## Assigned task:
Set down the records exactly, and omit any image found in them.

## The records:
============

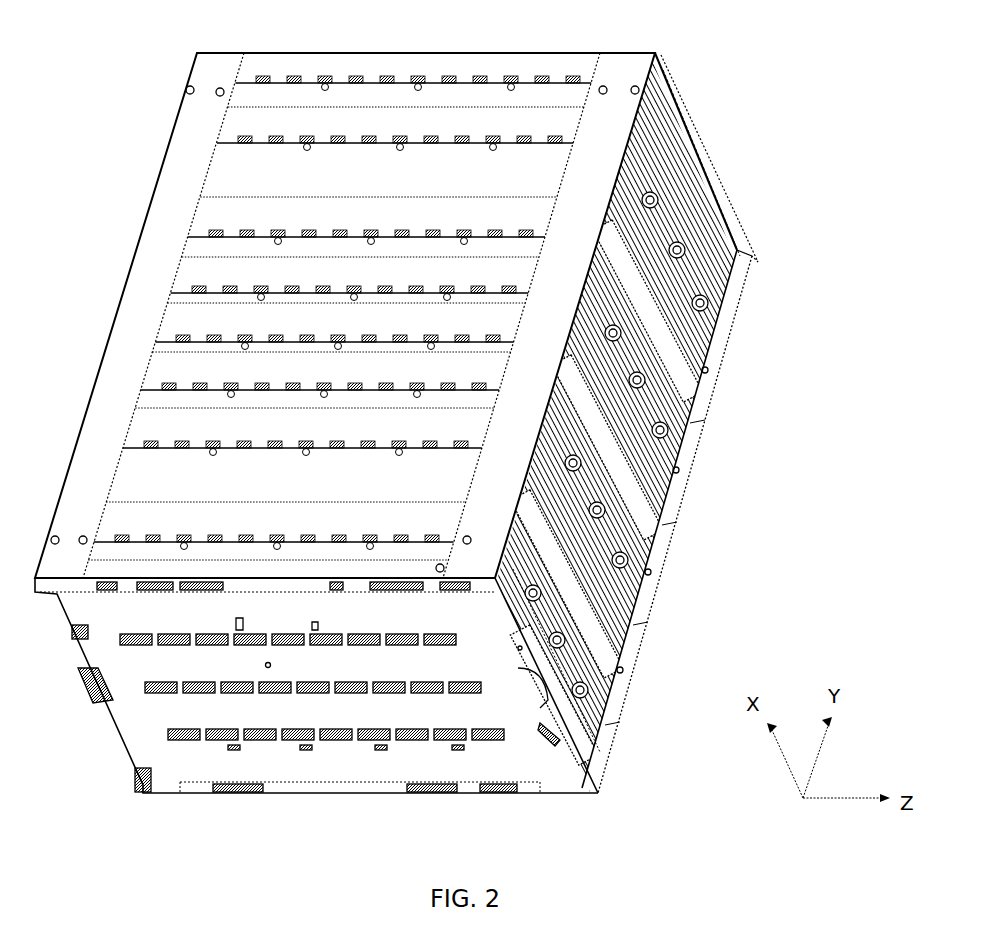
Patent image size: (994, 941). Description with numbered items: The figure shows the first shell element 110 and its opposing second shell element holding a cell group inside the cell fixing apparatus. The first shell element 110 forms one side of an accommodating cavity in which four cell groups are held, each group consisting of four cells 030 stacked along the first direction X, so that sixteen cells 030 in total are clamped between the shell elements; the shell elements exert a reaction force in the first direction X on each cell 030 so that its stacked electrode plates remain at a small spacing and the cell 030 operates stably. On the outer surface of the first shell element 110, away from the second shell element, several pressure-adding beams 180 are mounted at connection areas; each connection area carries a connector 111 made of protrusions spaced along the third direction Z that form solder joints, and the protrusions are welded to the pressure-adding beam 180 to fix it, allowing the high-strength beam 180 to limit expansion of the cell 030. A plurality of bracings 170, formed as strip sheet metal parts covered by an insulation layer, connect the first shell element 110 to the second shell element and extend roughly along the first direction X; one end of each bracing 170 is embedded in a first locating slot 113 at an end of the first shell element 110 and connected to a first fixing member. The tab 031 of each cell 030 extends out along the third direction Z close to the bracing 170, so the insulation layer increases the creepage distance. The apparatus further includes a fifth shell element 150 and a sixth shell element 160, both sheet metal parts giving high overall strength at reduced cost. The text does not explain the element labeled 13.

The first shell element 110 is at (620, 60).
The connector 111 is at (217, 169).
The first locating slot 113 is at (697, 160).
The sixth shell element 160 is at (663, 92).
The pressure-adding beam 180 is at (400, 113).
The tab 031 is at (712, 299).
The bracing 170 is at (720, 397).
The side frame 13 is at (638, 658).
The cell 030 is at (590, 737).
The fifth shell element 150 is at (532, 772).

============

## Answer section:
Patent image size: (994, 941). Description with numbered items: The figure shows the first shell element 110 and its opposing second shell element holding a cell group inside the cell fixing apparatus. The first shell element 110 forms one side of an accommodating cavity in which four cell groups are held, each group consisting of four cells 030 stacked along the first direction X, so that sixteen cells 030 in total are clamped between the shell elements; the shell elements exert a reaction force in the first direction X on each cell 030 so that its stacked electrode plates remain at a small spacing and the cell 030 operates stably. On the outer surface of the first shell element 110, away from the second shell element, several pressure-adding beams 180 are mounted at connection areas; each connection area carries a connector 111 made of protrusions spaced along the third direction Z that form solder joints, and the protrusions are welded to the pressure-adding beam 180 to fix it, allowing the high-strength beam 180 to limit expansion of the cell 030. A plurality of bracings 170, formed as strip sheet metal parts covered by an insulation layer, connect the first shell element 110 to the second shell element and extend roughly along the first direction X; one end of each bracing 170 is embedded in a first locating slot 113 at an end of the first shell element 110 and connected to a first fixing member. The tab 031 of each cell 030 extends out along the third direction Z close to the bracing 170, so the insulation layer increases the creepage distance. The apparatus further includes a fifth shell element 150 and a sixth shell element 160, both sheet metal parts giving high overall strength at reduced cost. The text does not explain the element labeled 13.

The first shell element 110 is at (620, 60).
The connector 111 is at (217, 169).
The first locating slot 113 is at (697, 160).
The sixth shell element 160 is at (663, 92).
The pressure-adding beam 180 is at (400, 113).
The tab 031 is at (712, 299).
The bracing 170 is at (720, 397).
The side frame 13 is at (638, 658).
The cell 030 is at (590, 737).
The fifth shell element 150 is at (532, 772).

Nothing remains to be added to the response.